### PROVIDED MATERIAL ###

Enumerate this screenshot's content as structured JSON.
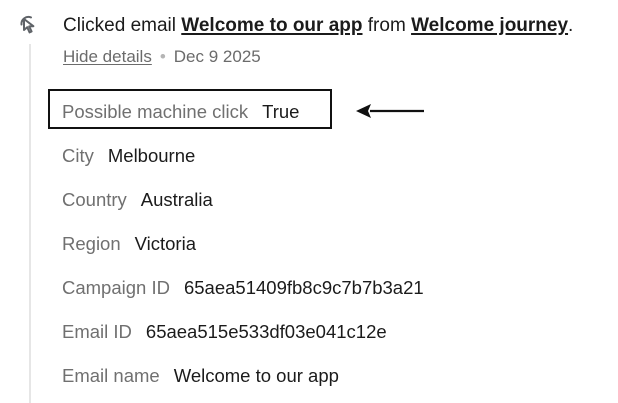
{
  "event": {
    "icon": "cursor-click-icon",
    "prefix": "Clicked email ",
    "email_link": "Welcome to our app",
    "middle": " from ",
    "journey_link": "Welcome journey",
    "suffix": ".",
    "hide_details": "Hide details",
    "separator": "•",
    "date": "Dec 9 2025"
  },
  "details": [
    {
      "label": "Possible machine click",
      "value": "True"
    },
    {
      "label": "City",
      "value": "Melbourne"
    },
    {
      "label": "Country",
      "value": "Australia"
    },
    {
      "label": "Region",
      "value": "Victoria"
    },
    {
      "label": "Campaign ID",
      "value": "65aea51409fb8c9c7b7b3a21"
    },
    {
      "label": "Email ID",
      "value": "65aea515e533df03e041c12e"
    },
    {
      "label": "Email name",
      "value": "Welcome to our app"
    }
  ],
  "annotation": {
    "arrow_icon": "left-arrow-icon",
    "box_color": "#111111"
  }
}
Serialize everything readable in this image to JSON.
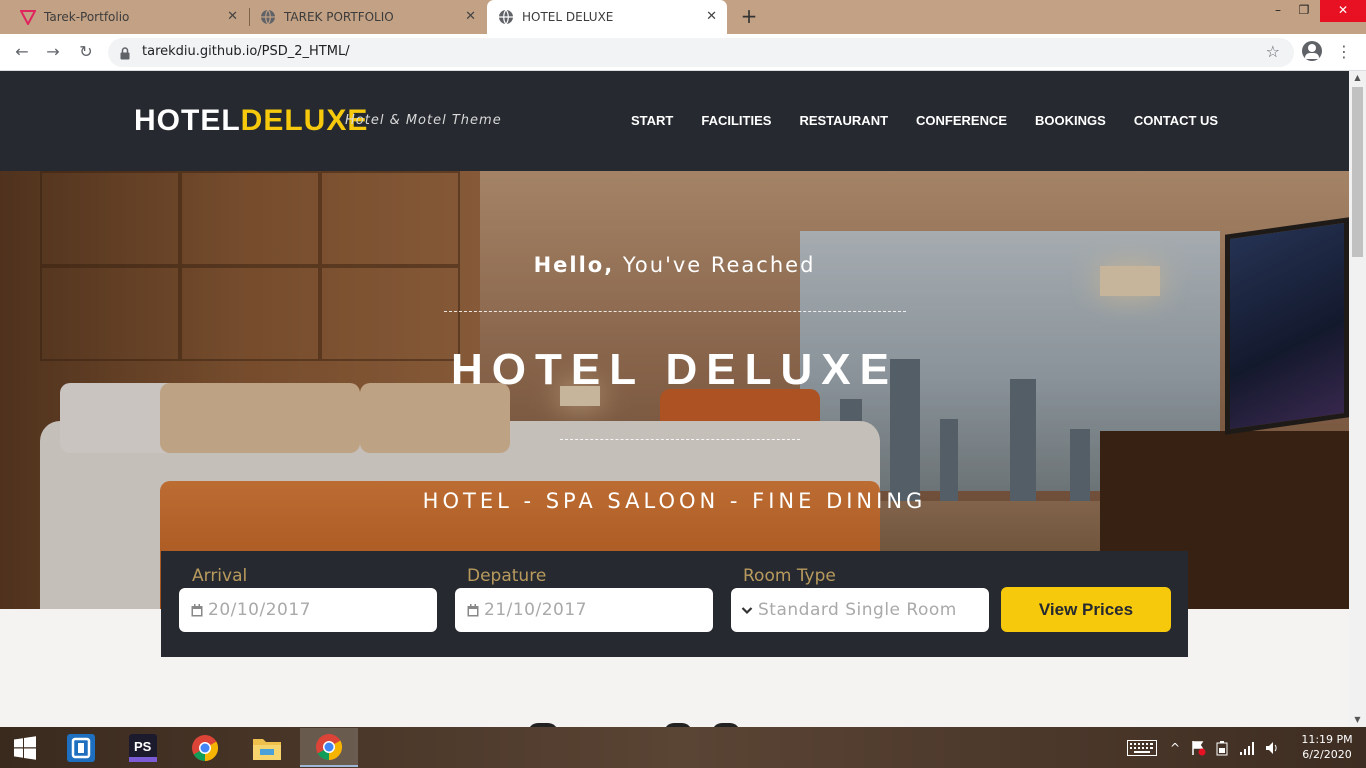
{
  "browser": {
    "tabs": [
      {
        "title": "Tarek-Portfolio",
        "favicon": "triangle-logo-icon"
      },
      {
        "title": "TAREK PORTFOLIO",
        "favicon": "globe-icon"
      },
      {
        "title": "HOTEL DELUXE",
        "favicon": "globe-icon",
        "active": true
      }
    ],
    "new_tab_label": "+",
    "url": "tarekdiu.github.io/PSD_2_HTML/",
    "window_controls": {
      "minimize": "–",
      "restore": "❐",
      "close": "✕"
    }
  },
  "site": {
    "logo_main": "HOTEL",
    "logo_accent": "DELUXE",
    "tagline": "Hotel & Motel Theme",
    "nav": [
      "START",
      "FACILITIES",
      "RESTAURANT",
      "CONFERENCE",
      "BOOKINGS",
      "CONTACT US"
    ],
    "hero": {
      "hello_bold": "Hello,",
      "hello_rest": "You've Reached",
      "title": "HOTEL DELUXE",
      "subtitle": "HOTEL - SPA SALOON - FINE DINING"
    },
    "booking": {
      "arrival_label": "Arrival",
      "arrival_value": "20/10/2017",
      "departure_label": "Depature",
      "departure_value": "21/10/2017",
      "room_label": "Room Type",
      "room_value": "Standard Single Room",
      "button": "View Prices"
    },
    "colors": {
      "accent": "#f7c90c",
      "dark": "#262a30",
      "label": "#b99a5d"
    }
  },
  "taskbar": {
    "apps": [
      "windows-start-icon",
      "screen-recorder-icon",
      "photoshop-icon",
      "chrome-icon",
      "file-explorer-icon",
      "chrome-icon"
    ],
    "photoshop_label": "PS",
    "time": "11:19 PM",
    "date": "6/2/2020"
  }
}
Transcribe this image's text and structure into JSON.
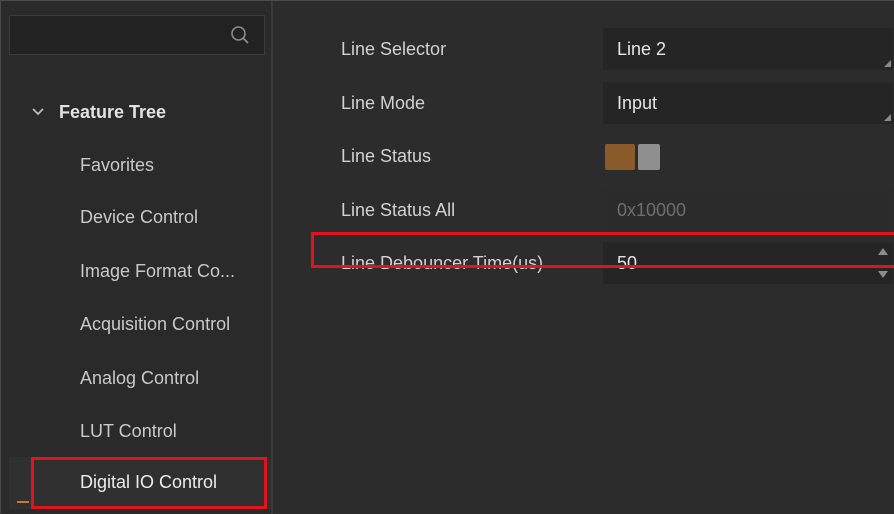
{
  "sidebar": {
    "search_placeholder": "",
    "tree_title": "Feature Tree",
    "items": [
      {
        "label": "Favorites"
      },
      {
        "label": "Device Control"
      },
      {
        "label": "Image Format Co..."
      },
      {
        "label": "Acquisition Control"
      },
      {
        "label": "Analog Control"
      },
      {
        "label": "LUT Control"
      },
      {
        "label": "Digital IO Control",
        "selected": true
      }
    ]
  },
  "properties": {
    "line_selector": {
      "label": "Line Selector",
      "value": "Line 2"
    },
    "line_mode": {
      "label": "Line Mode",
      "value": "Input"
    },
    "line_status": {
      "label": "Line Status",
      "state": "on"
    },
    "line_status_all": {
      "label": "Line Status All",
      "value": "0x10000"
    },
    "line_debouncer_time": {
      "label": "Line Debouncer Time(us)",
      "value": "50"
    }
  },
  "colors": {
    "highlight": "#e0141a",
    "toggle_on": "#8a5a2a",
    "accent": "#c77a2e"
  }
}
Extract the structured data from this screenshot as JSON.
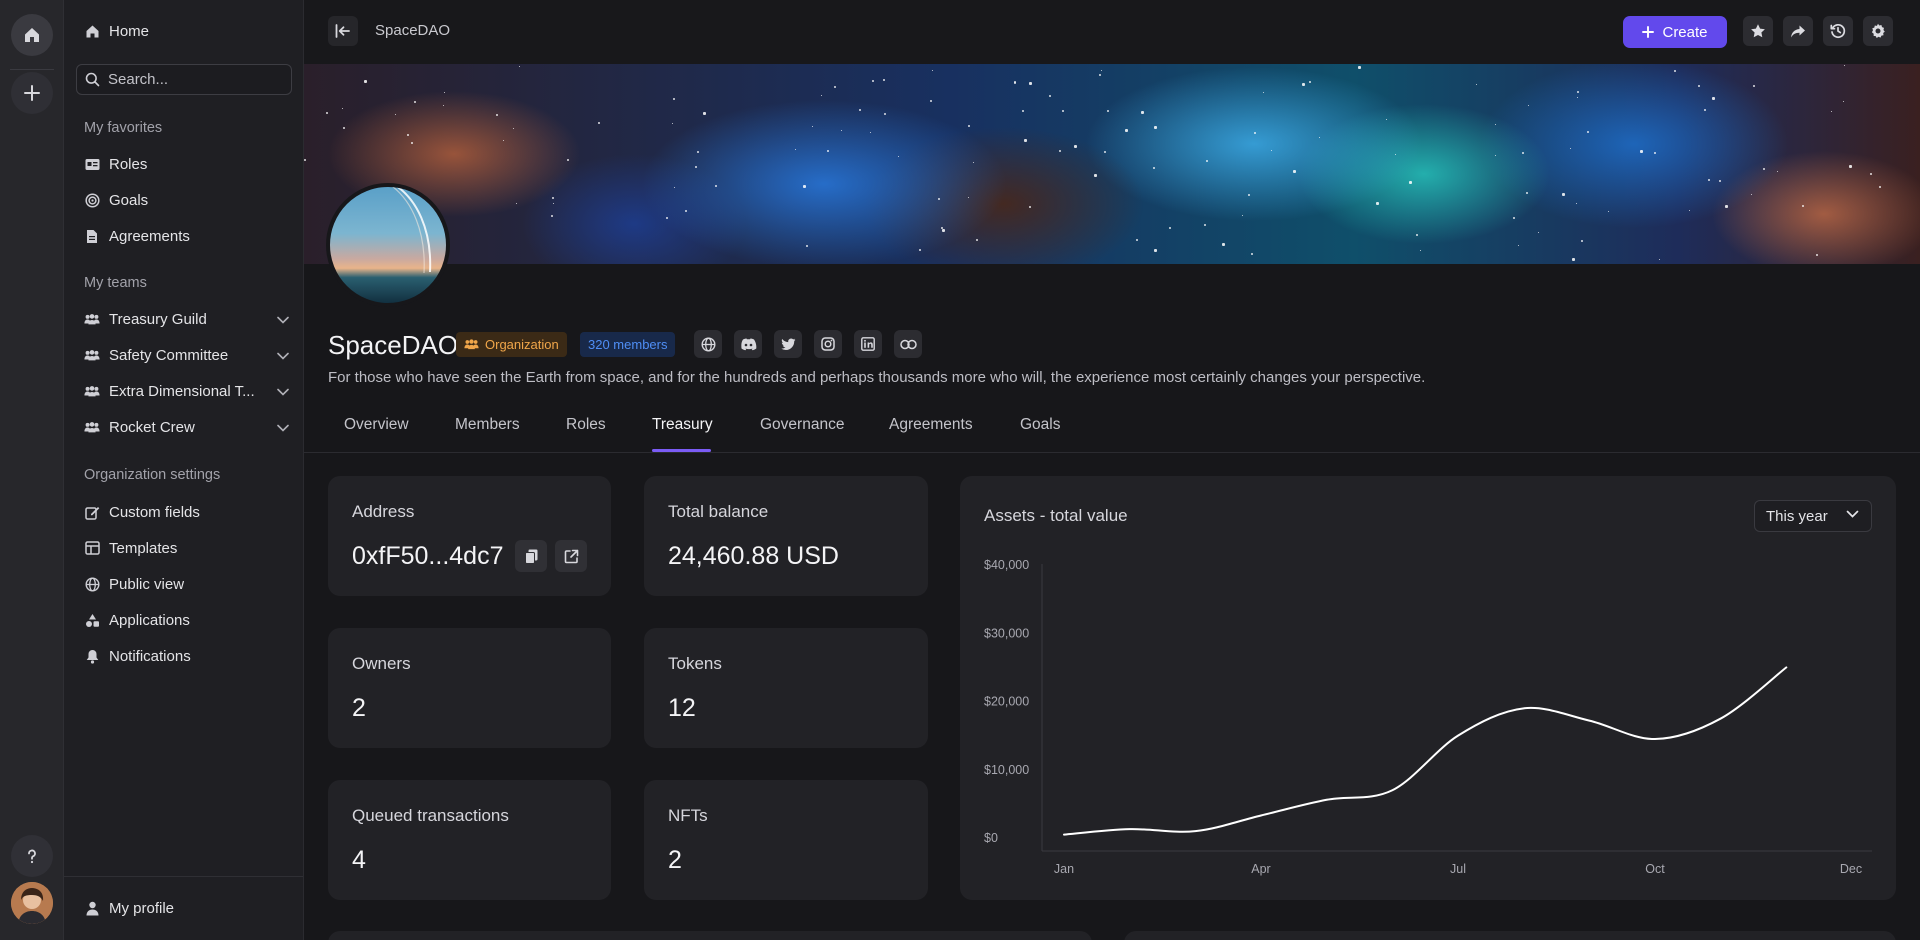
{
  "rail": {
    "home_icon": "home-icon",
    "add_icon": "plus-icon",
    "help_icon": "question-icon"
  },
  "sidebar": {
    "home": "Home",
    "search_placeholder": "Search...",
    "favorites_heading": "My favorites",
    "favorites": [
      "Roles",
      "Goals",
      "Agreements"
    ],
    "teams_heading": "My teams",
    "teams": [
      "Treasury Guild",
      "Safety Committee",
      "Extra Dimensional T...",
      "Rocket Crew"
    ],
    "settings_heading": "Organization settings",
    "settings": [
      "Custom fields",
      "Templates",
      "Public view",
      "Applications",
      "Notifications"
    ],
    "my_profile": "My profile"
  },
  "topbar": {
    "breadcrumb": "SpaceDAO",
    "create_label": "Create"
  },
  "org": {
    "name": "SpaceDAO",
    "type_badge": "Organization",
    "members_badge": "320 members",
    "description": "For those who have seen the Earth from space, and for the hundreds and perhaps thousands more who will, the experience most certainly changes your perspective."
  },
  "tabs": [
    "Overview",
    "Members",
    "Roles",
    "Treasury",
    "Governance",
    "Agreements",
    "Goals"
  ],
  "active_tab": "Treasury",
  "treasury": {
    "address_label": "Address",
    "address_value": "0xfF50...4dc7",
    "balance_label": "Total balance",
    "balance_value": "24,460.88 USD",
    "owners_label": "Owners",
    "owners_value": "2",
    "tokens_label": "Tokens",
    "tokens_value": "12",
    "queued_label": "Queued transactions",
    "queued_value": "4",
    "nfts_label": "NFTs",
    "nfts_value": "2"
  },
  "chart": {
    "title": "Assets - total value",
    "range_select": "This year"
  },
  "chart_data": {
    "type": "line",
    "title": "Assets - total value",
    "xlabel": "",
    "ylabel": "",
    "x_tick_labels": [
      "Jan",
      "Apr",
      "Jul",
      "Oct",
      "Dec"
    ],
    "y_tick_labels": [
      "$40,000",
      "$30,000",
      "$20,000",
      "$10,000",
      "$0"
    ],
    "ylim": [
      0,
      40000
    ],
    "x": [
      0,
      0.5,
      1,
      1.5,
      2,
      2.5,
      3,
      3.5,
      4,
      4.5,
      5,
      5.5
    ],
    "series": [
      {
        "values": [
          500,
          1300,
          1000,
          3300,
          5600,
          7000,
          15000,
          19000,
          17200,
          14500,
          17500,
          25000
        ]
      }
    ],
    "grid": false,
    "line_color": "#ffffff"
  }
}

###

EXERCISE AIM = Say the number of lines in the listing that hold "Organization", with no added words.

ANSWER BELOW = 2